# [SHORT PROBLEM]
Write out all lines holding the word "cycle".

━━ INPUT MATERIAL

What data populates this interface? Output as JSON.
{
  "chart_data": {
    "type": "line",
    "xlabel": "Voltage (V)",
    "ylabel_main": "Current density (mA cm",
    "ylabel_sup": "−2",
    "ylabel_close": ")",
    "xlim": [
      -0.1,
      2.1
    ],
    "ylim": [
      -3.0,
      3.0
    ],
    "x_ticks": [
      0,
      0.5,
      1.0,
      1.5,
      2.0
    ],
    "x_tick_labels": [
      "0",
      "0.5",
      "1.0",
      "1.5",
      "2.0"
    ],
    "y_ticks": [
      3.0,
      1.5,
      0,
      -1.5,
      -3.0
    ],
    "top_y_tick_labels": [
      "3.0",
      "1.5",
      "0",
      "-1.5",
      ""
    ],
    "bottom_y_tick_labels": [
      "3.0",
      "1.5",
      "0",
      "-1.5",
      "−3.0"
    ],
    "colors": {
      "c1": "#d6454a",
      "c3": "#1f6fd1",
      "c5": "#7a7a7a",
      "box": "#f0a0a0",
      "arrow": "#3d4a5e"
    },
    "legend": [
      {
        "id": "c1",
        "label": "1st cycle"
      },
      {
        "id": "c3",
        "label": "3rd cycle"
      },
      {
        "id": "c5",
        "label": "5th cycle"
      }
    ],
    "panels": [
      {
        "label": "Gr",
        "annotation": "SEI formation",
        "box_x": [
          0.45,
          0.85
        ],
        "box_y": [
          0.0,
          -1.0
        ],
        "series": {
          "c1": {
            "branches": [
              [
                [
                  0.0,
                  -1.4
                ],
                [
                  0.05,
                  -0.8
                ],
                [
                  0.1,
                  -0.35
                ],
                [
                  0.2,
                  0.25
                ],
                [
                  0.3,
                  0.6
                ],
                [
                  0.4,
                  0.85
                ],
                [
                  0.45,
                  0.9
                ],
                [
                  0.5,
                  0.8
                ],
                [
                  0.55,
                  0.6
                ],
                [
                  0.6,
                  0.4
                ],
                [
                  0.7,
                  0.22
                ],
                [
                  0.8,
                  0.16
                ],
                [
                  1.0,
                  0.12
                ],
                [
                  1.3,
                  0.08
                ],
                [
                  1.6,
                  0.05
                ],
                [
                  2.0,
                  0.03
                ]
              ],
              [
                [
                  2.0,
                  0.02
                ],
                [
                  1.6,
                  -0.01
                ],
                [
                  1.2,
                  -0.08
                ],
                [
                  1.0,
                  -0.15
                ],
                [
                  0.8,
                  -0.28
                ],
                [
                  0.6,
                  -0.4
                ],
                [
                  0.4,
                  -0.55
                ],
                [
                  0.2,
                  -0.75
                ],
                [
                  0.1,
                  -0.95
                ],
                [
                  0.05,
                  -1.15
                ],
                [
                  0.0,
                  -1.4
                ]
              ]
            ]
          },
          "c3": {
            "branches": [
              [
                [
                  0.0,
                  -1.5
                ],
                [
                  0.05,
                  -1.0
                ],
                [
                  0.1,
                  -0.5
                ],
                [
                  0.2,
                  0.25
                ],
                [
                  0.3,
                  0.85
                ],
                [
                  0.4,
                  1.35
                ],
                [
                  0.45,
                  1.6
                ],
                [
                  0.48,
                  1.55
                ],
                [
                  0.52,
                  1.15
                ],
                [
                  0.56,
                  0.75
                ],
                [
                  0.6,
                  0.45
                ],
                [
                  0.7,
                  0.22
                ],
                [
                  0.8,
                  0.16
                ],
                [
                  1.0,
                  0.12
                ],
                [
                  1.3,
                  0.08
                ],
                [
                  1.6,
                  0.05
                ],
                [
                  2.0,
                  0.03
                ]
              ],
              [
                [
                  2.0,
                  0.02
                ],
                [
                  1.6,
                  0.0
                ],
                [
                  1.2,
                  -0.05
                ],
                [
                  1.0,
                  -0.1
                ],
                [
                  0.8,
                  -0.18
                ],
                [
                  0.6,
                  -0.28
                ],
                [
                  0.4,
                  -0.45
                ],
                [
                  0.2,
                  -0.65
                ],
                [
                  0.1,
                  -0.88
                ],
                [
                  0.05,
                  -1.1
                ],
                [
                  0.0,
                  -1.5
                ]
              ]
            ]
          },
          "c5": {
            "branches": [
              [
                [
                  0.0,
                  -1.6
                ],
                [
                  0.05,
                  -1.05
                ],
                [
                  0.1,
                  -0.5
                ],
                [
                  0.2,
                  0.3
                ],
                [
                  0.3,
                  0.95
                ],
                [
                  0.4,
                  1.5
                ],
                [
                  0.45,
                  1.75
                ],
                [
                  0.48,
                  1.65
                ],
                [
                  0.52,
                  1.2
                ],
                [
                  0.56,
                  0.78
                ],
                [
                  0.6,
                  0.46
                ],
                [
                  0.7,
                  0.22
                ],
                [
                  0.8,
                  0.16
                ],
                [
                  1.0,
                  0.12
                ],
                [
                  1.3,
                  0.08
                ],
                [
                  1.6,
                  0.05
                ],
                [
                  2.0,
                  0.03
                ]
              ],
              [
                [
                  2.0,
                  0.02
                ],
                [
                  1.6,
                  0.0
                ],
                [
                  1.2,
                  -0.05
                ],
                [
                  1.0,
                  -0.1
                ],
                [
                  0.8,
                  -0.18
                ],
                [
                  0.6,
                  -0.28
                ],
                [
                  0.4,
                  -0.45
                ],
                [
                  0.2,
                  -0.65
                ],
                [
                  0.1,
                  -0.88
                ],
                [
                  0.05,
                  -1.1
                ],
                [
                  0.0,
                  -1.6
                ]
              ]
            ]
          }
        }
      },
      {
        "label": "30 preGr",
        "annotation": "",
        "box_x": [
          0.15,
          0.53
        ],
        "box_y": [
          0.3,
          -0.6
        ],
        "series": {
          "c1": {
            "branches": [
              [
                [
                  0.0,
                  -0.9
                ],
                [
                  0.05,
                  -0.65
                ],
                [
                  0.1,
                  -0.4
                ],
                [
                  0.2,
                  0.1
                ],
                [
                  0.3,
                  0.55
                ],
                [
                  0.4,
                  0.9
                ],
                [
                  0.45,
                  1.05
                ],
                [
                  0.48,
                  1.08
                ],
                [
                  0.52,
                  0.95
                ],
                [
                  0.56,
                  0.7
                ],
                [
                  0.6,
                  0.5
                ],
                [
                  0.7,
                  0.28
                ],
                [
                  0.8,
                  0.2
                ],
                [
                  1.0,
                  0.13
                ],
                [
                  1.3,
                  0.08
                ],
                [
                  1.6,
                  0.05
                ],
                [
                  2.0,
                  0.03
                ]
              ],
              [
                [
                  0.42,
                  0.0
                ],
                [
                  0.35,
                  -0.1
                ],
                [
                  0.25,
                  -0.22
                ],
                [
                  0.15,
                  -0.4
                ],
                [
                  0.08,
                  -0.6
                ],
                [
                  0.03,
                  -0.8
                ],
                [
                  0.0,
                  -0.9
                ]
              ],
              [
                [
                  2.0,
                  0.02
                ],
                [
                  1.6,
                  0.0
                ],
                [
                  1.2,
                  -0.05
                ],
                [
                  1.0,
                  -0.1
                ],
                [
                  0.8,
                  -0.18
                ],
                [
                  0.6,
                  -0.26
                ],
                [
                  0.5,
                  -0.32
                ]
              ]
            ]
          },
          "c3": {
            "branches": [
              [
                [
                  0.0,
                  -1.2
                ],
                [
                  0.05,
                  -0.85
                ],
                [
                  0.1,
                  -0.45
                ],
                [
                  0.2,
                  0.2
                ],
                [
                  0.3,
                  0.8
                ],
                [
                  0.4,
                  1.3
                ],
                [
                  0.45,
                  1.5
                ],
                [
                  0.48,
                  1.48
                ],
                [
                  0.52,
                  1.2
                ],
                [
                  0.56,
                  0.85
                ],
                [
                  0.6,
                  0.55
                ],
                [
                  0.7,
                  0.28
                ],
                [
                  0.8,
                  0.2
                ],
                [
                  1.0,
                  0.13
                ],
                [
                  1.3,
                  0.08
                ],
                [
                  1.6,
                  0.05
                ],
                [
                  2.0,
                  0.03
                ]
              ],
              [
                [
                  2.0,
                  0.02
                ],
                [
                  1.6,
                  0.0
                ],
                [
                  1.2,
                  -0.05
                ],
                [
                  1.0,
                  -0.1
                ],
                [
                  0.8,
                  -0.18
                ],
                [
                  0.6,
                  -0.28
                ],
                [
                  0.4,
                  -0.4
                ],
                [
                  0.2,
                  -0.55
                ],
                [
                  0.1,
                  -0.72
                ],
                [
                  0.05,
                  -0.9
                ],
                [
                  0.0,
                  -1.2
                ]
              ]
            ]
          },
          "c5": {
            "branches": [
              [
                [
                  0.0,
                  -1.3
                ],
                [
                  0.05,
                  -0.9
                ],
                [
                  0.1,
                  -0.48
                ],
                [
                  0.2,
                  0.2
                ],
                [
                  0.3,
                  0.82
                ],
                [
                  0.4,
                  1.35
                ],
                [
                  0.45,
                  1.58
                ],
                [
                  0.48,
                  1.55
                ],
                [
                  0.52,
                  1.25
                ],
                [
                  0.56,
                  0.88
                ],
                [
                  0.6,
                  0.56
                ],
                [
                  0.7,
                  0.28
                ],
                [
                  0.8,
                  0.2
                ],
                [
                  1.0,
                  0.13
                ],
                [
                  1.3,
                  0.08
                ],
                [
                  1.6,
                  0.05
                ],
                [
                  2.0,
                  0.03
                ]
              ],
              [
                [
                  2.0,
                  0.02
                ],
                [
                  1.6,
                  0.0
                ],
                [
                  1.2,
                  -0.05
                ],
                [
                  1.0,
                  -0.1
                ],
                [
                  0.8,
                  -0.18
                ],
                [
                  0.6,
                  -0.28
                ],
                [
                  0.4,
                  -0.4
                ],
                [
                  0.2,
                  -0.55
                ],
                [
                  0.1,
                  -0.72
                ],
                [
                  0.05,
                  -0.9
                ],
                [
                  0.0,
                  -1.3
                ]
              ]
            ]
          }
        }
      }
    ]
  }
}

━━━━

# [EXPECTED ANSWER]
        "label": "1st cycle"
        "label": "3rd cycle"
        "label": "5th cycle"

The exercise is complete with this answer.